* [EXTRAIT DU TEXTE]
══════════
Seule diffère la compréhension. Le musicien n'écoute que
l'harmonie des sons, l'artiste peintre ne voit que les couleurs, le
danseur que les mouvements... Cette compréhension rationnelle
intellective qu'on a du monde est sujette à variations. La
connaissance de la matière dépend des vibrations perçues, de notre
degré d'attention, de la qualité perceptive des organes récepteurs,
de leur fidélité, de notre interprétation et de notre appréciation
suivant nos états affectifs du moment et l'expérience culturelle
acquise. Nos affirmations ou négations n'affectent en rien
l'existence autonome d'un objet. Nos interprétations (quelle que
soit la sincérité individuelle) peut être source de malentendus et
de conflits.
La
stratégie de l'analyse intellective est centrifuge. Tandis que la
synthèse vécue est centripète (con-centrée). Plus on s'éloigne
du centre, mieux on observe les liens d'associations évidents. Plus
on s'en rapproche, mieux on saisit la structure globale. Ces deux
formes de prise de conscience se complètent. Leur contradiction
n'est qu'apparente. La résolution de la tension interrogative ne se
suffit pas de l'intelligence discursive. Elle a besoin de la
certitude expérimentale du vécu.
II - 02 - LA COGNITION
RATIONNELLE ARTISANALE
L'intelligence
cognitive est le processus dynamique de recherche, de saisie et
d'appréciation de relations par la manipulation des données
consignées dans la mémoire, utilisant et confrontant le plus
d'informations disponibles. Le rationnel n'est que la logique du
relationnel.
══════════
* [DONNÉES AFFICHÉES]
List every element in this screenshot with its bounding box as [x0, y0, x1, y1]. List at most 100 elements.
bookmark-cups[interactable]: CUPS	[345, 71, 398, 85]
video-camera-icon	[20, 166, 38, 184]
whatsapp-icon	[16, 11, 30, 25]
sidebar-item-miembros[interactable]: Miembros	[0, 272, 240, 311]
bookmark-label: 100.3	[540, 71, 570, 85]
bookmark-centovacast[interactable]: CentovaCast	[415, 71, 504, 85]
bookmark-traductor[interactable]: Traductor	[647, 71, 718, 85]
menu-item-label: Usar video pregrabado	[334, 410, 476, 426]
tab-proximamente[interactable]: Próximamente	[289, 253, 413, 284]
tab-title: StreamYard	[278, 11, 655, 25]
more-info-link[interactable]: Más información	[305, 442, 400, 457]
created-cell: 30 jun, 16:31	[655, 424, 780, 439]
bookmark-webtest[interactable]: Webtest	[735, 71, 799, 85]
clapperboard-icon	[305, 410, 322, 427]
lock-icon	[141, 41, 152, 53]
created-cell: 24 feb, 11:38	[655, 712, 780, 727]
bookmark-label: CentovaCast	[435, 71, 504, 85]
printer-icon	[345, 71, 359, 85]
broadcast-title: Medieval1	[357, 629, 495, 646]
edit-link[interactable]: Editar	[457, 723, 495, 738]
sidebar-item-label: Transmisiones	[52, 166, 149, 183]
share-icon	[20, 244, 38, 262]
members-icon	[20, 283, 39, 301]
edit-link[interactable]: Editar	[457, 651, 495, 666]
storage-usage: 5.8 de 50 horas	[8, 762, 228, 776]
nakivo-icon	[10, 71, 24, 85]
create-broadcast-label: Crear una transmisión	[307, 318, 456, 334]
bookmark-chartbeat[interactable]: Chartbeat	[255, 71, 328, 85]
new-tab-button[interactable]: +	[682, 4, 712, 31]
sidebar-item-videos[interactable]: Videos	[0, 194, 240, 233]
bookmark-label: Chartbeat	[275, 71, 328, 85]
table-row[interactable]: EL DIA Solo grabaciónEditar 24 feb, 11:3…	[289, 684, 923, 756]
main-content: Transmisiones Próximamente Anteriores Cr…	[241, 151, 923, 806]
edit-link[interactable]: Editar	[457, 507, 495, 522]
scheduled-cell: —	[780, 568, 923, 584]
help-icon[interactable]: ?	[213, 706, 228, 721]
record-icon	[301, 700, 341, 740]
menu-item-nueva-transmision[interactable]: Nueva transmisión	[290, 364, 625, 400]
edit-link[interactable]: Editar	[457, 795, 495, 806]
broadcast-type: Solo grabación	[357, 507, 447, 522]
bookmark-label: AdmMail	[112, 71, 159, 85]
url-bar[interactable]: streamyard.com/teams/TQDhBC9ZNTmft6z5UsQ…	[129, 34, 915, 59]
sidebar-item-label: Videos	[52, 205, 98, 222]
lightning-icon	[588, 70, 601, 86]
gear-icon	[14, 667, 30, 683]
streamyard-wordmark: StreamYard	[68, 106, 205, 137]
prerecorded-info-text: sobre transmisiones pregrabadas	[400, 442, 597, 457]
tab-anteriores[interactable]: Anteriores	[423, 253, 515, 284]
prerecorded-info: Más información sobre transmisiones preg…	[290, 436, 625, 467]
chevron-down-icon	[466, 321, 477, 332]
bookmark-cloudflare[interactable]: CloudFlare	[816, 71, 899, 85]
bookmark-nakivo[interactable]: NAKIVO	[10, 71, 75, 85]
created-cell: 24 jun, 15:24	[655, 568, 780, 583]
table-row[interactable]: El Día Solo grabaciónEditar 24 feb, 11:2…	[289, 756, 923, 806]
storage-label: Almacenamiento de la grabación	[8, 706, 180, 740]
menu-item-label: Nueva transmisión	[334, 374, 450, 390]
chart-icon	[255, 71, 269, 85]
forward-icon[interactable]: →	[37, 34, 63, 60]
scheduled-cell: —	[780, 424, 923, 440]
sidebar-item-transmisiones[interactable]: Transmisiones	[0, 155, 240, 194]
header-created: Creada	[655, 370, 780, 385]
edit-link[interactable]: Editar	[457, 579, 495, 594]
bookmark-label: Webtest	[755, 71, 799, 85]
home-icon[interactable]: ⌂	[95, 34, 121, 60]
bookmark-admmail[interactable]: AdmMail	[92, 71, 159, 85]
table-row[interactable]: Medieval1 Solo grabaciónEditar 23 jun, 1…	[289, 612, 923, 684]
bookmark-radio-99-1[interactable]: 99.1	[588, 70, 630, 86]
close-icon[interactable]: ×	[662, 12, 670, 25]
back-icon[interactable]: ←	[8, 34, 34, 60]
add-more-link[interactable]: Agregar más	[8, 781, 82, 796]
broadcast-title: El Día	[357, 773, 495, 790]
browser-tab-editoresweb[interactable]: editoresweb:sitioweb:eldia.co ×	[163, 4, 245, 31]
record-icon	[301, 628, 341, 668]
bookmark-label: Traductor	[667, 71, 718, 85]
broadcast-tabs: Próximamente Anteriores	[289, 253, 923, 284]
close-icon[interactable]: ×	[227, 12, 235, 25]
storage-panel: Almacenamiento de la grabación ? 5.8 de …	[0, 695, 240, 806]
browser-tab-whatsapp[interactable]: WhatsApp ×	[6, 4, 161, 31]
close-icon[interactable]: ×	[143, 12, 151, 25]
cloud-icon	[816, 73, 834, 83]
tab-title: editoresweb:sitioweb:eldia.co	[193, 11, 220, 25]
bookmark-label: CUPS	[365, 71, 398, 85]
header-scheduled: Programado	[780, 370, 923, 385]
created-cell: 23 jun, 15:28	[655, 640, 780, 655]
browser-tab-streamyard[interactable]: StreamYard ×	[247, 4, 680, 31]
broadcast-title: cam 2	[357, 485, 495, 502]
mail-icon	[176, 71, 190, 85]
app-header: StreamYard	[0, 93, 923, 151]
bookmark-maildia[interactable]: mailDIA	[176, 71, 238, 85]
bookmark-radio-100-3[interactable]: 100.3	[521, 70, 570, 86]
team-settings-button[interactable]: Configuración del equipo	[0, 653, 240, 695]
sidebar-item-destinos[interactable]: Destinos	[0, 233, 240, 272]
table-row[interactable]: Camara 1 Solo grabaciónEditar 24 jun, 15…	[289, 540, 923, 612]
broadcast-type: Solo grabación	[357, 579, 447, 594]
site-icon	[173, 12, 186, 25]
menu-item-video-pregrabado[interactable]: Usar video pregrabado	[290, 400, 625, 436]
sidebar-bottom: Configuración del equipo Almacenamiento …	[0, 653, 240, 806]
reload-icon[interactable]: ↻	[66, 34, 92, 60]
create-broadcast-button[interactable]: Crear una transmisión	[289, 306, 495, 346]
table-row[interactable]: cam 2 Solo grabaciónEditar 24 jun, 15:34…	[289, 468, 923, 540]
══════════
* [CONSIGNES]
**A.** Restituez mot pour mot le passage de l'extrait sur la cognition allant de « II - 02 - LA » à « relationnel. ».
**B.** Relevez chaque ligne des enregistrements qui contient la chaîne « editoresweb ».
Le texte et les enregistrements n'ont aucun lien entre eux.

* [RÉPONSES]
**A.**
II - 02 - LA COGNITION
RATIONNELLE ARTISANALE
L'intelligence
cognitive est le processus dynamique de recherche, de saisie et
d'appréciation de relations par la manipulation des données
consignées dans la mémoire, utilisant et confrontant le plus
d'informations disponibles. Le rationnel n'est que la logique du
relationnel.

**B.**
browser-tab-editoresweb[interactable]: editoresweb:sitioweb:eldia.co ×	[163, 4, 245, 31]
tab-title: editoresweb:sitioweb:eldia.co	[193, 11, 220, 25]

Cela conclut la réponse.